- **Task details**
Give the records back in full, exactly as they read.

Start Input material

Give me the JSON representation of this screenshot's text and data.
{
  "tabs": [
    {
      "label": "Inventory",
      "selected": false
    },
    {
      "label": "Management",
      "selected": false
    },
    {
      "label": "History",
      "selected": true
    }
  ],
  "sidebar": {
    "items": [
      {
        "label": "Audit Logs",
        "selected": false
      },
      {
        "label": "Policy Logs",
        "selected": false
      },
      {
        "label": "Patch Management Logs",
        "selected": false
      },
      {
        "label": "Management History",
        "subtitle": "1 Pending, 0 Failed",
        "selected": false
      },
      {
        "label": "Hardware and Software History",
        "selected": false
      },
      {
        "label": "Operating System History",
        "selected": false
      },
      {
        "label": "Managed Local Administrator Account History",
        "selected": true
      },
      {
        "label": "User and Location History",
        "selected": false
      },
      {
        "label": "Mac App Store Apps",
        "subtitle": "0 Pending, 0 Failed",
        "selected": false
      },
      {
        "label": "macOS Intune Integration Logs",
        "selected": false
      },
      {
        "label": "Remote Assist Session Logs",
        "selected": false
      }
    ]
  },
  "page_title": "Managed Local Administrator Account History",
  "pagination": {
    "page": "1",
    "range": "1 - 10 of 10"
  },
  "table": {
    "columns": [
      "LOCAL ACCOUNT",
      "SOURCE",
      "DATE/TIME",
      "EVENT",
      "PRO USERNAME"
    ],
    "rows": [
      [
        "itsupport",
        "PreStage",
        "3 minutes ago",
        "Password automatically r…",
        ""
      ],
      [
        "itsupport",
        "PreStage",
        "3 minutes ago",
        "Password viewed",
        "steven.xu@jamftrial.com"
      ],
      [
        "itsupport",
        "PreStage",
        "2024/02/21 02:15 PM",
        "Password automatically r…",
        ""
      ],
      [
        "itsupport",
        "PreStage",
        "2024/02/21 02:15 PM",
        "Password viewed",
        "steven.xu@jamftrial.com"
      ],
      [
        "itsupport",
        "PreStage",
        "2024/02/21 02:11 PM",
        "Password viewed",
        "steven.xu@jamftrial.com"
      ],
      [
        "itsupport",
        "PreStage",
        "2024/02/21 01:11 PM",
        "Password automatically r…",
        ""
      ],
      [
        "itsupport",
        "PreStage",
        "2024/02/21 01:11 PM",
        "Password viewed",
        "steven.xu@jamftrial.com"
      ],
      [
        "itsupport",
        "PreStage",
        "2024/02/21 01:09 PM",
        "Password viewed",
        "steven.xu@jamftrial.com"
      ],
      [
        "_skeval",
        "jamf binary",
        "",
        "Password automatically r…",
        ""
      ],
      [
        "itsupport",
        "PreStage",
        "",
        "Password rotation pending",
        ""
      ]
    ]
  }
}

End Input material

- **Expected answer**
Give me the JSON representation of this screenshot's text and data.
{
  "tabs": [
    {
      "label": "Inventory",
      "selected": false
    },
    {
      "label": "Management",
      "selected": false
    },
    {
      "label": "History",
      "selected": true
    }
  ],
  "sidebar": {
    "items": [
      {
        "label": "Audit Logs",
        "selected": false
      },
      {
        "label": "Policy Logs",
        "selected": false
      },
      {
        "label": "Patch Management Logs",
        "selected": false
      },
      {
        "label": "Management History",
        "subtitle": "1 Pending, 0 Failed",
        "selected": false
      },
      {
        "label": "Hardware and Software History",
        "selected": false
      },
      {
        "label": "Operating System History",
        "selected": false
      },
      {
        "label": "Managed Local Administrator Account History",
        "selected": true
      },
      {
        "label": "User and Location History",
        "selected": false
      },
      {
        "label": "Mac App Store Apps",
        "subtitle": "0 Pending, 0 Failed",
        "selected": false
      },
      {
        "label": "macOS Intune Integration Logs",
        "selected": false
      },
      {
        "label": "Remote Assist Session Logs",
        "selected": false
      }
    ]
  },
  "page_title": "Managed Local Administrator Account History",
  "pagination": {
    "page": "1",
    "range": "1 - 10 of 10"
  },
  "table": {
    "columns": [
      "LOCAL ACCOUNT",
      "SOURCE",
      "DATE/TIME",
      "EVENT",
      "PRO USERNAME"
    ],
    "rows": [
      [
        "itsupport",
        "PreStage",
        "3 minutes ago",
        "Password automatically r…",
        ""
      ],
      [
        "itsupport",
        "PreStage",
        "3 minutes ago",
        "Password viewed",
        "steven.xu@jamftrial.com"
      ],
      [
        "itsupport",
        "PreStage",
        "2024/02/21 02:15 PM",
        "Password automatically r…",
        ""
      ],
      [
        "itsupport",
        "PreStage",
        "2024/02/21 02:15 PM",
        "Password viewed",
        "steven.xu@jamftrial.com"
      ],
      [
        "itsupport",
        "PreStage",
        "2024/02/21 02:11 PM",
        "Password viewed",
        "steven.xu@jamftrial.com"
      ],
      [
        "itsupport",
        "PreStage",
        "2024/02/21 01:11 PM",
        "Password automatically r…",
        ""
      ],
      [
        "itsupport",
        "PreStage",
        "2024/02/21 01:11 PM",
        "Password viewed",
        "steven.xu@jamftrial.com"
      ],
      [
        "itsupport",
        "PreStage",
        "2024/02/21 01:09 PM",
        "Password viewed",
        "steven.xu@jamftrial.com"
      ],
      [
        "_skeval",
        "jamf binary",
        "",
        "Password automatically r…",
        ""
      ],
      [
        "itsupport",
        "PreStage",
        "",
        "Password rotation pending",
        ""
      ]
    ]
  }
}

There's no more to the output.